Stated problem: Copy all the material that follows, keeping every character the same.

+++ Input records +++

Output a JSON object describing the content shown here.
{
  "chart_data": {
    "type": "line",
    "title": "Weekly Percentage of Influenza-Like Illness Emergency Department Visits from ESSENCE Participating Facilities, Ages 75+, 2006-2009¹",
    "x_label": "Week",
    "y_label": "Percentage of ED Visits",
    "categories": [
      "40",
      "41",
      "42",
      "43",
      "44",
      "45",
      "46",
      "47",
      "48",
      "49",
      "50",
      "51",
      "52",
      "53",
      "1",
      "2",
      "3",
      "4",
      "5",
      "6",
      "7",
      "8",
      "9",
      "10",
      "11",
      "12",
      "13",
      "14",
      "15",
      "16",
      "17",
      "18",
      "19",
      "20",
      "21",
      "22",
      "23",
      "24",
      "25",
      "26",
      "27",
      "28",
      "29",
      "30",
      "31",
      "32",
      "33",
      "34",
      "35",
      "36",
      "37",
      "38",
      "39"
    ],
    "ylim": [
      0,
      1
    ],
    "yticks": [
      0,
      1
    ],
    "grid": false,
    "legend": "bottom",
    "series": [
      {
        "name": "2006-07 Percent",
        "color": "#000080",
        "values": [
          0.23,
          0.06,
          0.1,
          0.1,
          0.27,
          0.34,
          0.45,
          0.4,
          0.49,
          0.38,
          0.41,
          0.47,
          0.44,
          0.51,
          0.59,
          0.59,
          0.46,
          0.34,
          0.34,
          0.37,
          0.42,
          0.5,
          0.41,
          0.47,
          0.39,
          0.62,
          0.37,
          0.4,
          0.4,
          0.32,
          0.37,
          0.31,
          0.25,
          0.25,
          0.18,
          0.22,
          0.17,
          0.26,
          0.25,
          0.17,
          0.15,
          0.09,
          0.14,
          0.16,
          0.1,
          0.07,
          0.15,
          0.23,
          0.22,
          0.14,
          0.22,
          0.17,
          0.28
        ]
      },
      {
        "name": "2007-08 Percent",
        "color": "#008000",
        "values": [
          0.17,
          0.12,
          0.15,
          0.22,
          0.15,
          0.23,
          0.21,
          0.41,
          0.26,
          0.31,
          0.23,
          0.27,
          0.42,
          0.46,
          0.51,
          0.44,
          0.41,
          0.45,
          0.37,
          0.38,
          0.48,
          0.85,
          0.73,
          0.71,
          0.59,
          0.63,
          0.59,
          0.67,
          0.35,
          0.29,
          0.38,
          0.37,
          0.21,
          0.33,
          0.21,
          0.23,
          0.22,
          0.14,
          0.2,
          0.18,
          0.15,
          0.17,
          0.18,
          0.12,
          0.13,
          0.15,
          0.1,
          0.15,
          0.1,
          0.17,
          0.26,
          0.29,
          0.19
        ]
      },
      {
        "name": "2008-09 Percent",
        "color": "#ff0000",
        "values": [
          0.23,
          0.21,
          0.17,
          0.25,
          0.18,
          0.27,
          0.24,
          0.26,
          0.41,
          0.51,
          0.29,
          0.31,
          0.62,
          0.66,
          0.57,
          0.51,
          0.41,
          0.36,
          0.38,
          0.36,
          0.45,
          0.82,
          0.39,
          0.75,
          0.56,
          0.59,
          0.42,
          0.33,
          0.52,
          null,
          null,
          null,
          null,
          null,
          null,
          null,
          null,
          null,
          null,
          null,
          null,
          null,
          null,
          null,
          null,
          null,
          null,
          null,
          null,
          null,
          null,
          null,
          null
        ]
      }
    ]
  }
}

+++

Full response:
Output a JSON object describing the content shown here.
{
  "chart_data": {
    "type": "line",
    "title": "Weekly Percentage of Influenza-Like Illness Emergency Department Visits from ESSENCE Participating Facilities, Ages 75+, 2006-2009¹",
    "x_label": "Week",
    "y_label": "Percentage of ED Visits",
    "categories": [
      "40",
      "41",
      "42",
      "43",
      "44",
      "45",
      "46",
      "47",
      "48",
      "49",
      "50",
      "51",
      "52",
      "53",
      "1",
      "2",
      "3",
      "4",
      "5",
      "6",
      "7",
      "8",
      "9",
      "10",
      "11",
      "12",
      "13",
      "14",
      "15",
      "16",
      "17",
      "18",
      "19",
      "20",
      "21",
      "22",
      "23",
      "24",
      "25",
      "26",
      "27",
      "28",
      "29",
      "30",
      "31",
      "32",
      "33",
      "34",
      "35",
      "36",
      "37",
      "38",
      "39"
    ],
    "ylim": [
      0,
      1
    ],
    "yticks": [
      0,
      1
    ],
    "grid": false,
    "legend": "bottom",
    "series": [
      {
        "name": "2006-07 Percent",
        "color": "#000080",
        "values": [
          0.23,
          0.06,
          0.1,
          0.1,
          0.27,
          0.34,
          0.45,
          0.4,
          0.49,
          0.38,
          0.41,
          0.47,
          0.44,
          0.51,
          0.59,
          0.59,
          0.46,
          0.34,
          0.34,
          0.37,
          0.42,
          0.5,
          0.41,
          0.47,
          0.39,
          0.62,
          0.37,
          0.4,
          0.4,
          0.32,
          0.37,
          0.31,
          0.25,
          0.25,
          0.18,
          0.22,
          0.17,
          0.26,
          0.25,
          0.17,
          0.15,
          0.09,
          0.14,
          0.16,
          0.1,
          0.07,
          0.15,
          0.23,
          0.22,
          0.14,
          0.22,
          0.17,
          0.28
        ]
      },
      {
        "name": "2007-08 Percent",
        "color": "#008000",
        "values": [
          0.17,
          0.12,
          0.15,
          0.22,
          0.15,
          0.23,
          0.21,
          0.41,
          0.26,
          0.31,
          0.23,
          0.27,
          0.42,
          0.46,
          0.51,
          0.44,
          0.41,
          0.45,
          0.37,
          0.38,
          0.48,
          0.85,
          0.73,
          0.71,
          0.59,
          0.63,
          0.59,
          0.67,
          0.35,
          0.29,
          0.38,
          0.37,
          0.21,
          0.33,
          0.21,
          0.23,
          0.22,
          0.14,
          0.2,
          0.18,
          0.15,
          0.17,
          0.18,
          0.12,
          0.13,
          0.15,
          0.1,
          0.15,
          0.1,
          0.17,
          0.26,
          0.29,
          0.19
        ]
      },
      {
        "name": "2008-09 Percent",
        "color": "#ff0000",
        "values": [
          0.23,
          0.21,
          0.17,
          0.25,
          0.18,
          0.27,
          0.24,
          0.26,
          0.41,
          0.51,
          0.29,
          0.31,
          0.62,
          0.66,
          0.57,
          0.51,
          0.41,
          0.36,
          0.38,
          0.36,
          0.45,
          0.82,
          0.39,
          0.75,
          0.56,
          0.59,
          0.42,
          0.33,
          0.52,
          null,
          null,
          null,
          null,
          null,
          null,
          null,
          null,
          null,
          null,
          null,
          null,
          null,
          null,
          null,
          null,
          null,
          null,
          null,
          null,
          null,
          null,
          null,
          null
        ]
      }
    ]
  }
}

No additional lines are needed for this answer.